▸ DATA SUPPLIED:
§ §
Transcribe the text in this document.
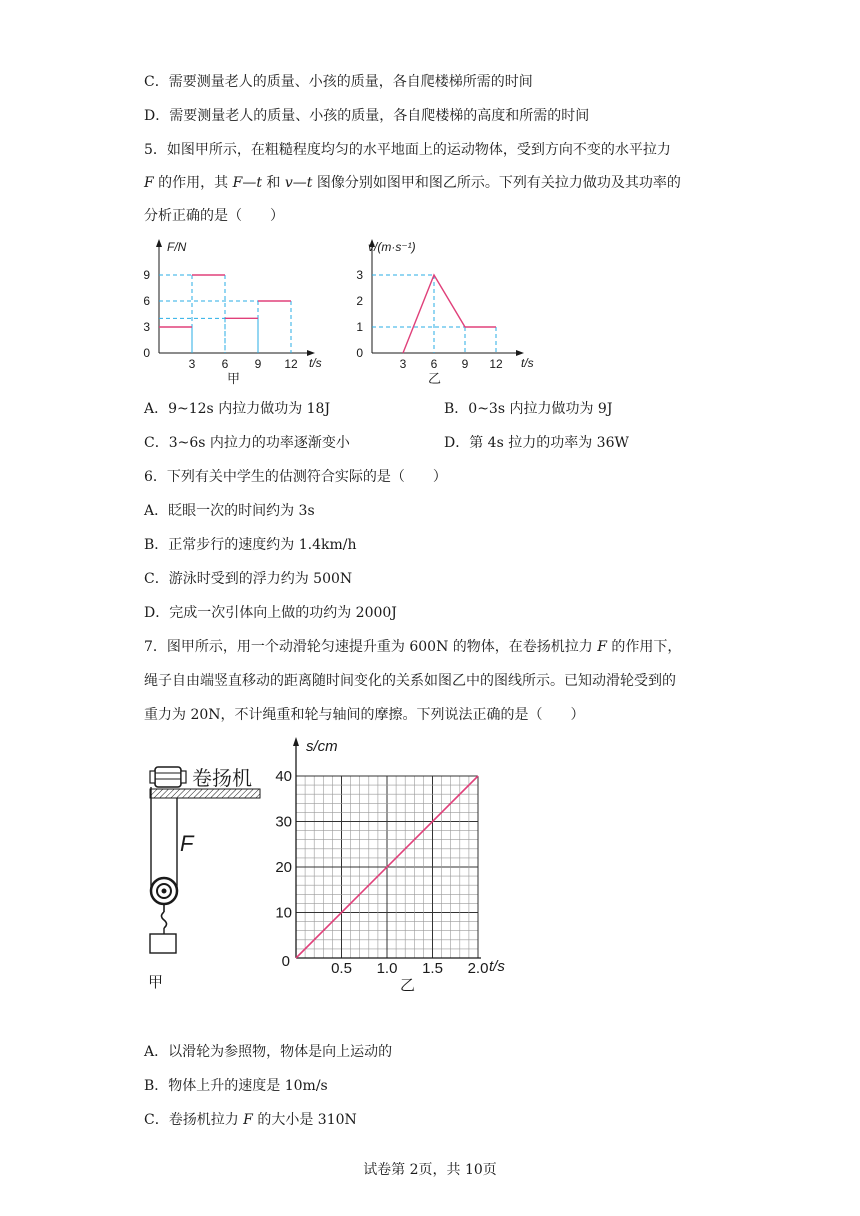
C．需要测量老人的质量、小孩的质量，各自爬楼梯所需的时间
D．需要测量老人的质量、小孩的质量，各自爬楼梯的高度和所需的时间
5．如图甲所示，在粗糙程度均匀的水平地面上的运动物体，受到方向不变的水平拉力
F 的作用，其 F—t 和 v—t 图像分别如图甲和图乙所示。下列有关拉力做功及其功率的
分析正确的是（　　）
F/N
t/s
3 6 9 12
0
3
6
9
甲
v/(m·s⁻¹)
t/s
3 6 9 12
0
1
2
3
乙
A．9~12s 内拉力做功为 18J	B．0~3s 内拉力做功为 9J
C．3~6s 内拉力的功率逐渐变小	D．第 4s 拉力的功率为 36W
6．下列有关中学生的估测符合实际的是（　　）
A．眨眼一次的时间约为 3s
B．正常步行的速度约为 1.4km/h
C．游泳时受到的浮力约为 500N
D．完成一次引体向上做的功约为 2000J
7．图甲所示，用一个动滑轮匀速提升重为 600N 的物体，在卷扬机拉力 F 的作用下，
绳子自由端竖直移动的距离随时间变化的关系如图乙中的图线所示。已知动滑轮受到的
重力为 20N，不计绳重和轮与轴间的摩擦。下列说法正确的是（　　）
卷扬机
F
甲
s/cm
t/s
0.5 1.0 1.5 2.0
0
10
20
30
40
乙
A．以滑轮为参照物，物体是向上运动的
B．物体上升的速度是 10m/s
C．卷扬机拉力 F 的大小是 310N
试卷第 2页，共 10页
§ §
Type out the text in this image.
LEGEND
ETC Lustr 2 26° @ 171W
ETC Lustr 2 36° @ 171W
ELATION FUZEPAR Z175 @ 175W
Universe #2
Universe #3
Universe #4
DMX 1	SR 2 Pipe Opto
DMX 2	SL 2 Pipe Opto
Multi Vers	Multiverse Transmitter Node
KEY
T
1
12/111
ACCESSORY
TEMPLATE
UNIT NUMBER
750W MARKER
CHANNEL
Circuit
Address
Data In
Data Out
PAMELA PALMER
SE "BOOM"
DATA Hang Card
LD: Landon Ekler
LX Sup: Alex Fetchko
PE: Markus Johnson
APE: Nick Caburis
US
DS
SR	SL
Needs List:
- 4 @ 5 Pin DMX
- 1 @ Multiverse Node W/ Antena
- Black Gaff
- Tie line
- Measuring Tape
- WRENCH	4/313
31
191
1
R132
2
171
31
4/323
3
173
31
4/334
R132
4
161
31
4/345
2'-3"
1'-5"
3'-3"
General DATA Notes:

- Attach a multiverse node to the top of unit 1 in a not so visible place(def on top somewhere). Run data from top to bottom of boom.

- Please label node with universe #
§ §
▸ WHAT NEEDS TO BE DONE: Copy each line of the listing that contains the string "小孩的质量".

▸ RESPONSE TO THE TASK:
C．需要测量老人的质量、小孩的质量，各自爬楼梯所需的时间
D．需要测量老人的质量、小孩的质量，各自爬楼梯的高度和所需的时间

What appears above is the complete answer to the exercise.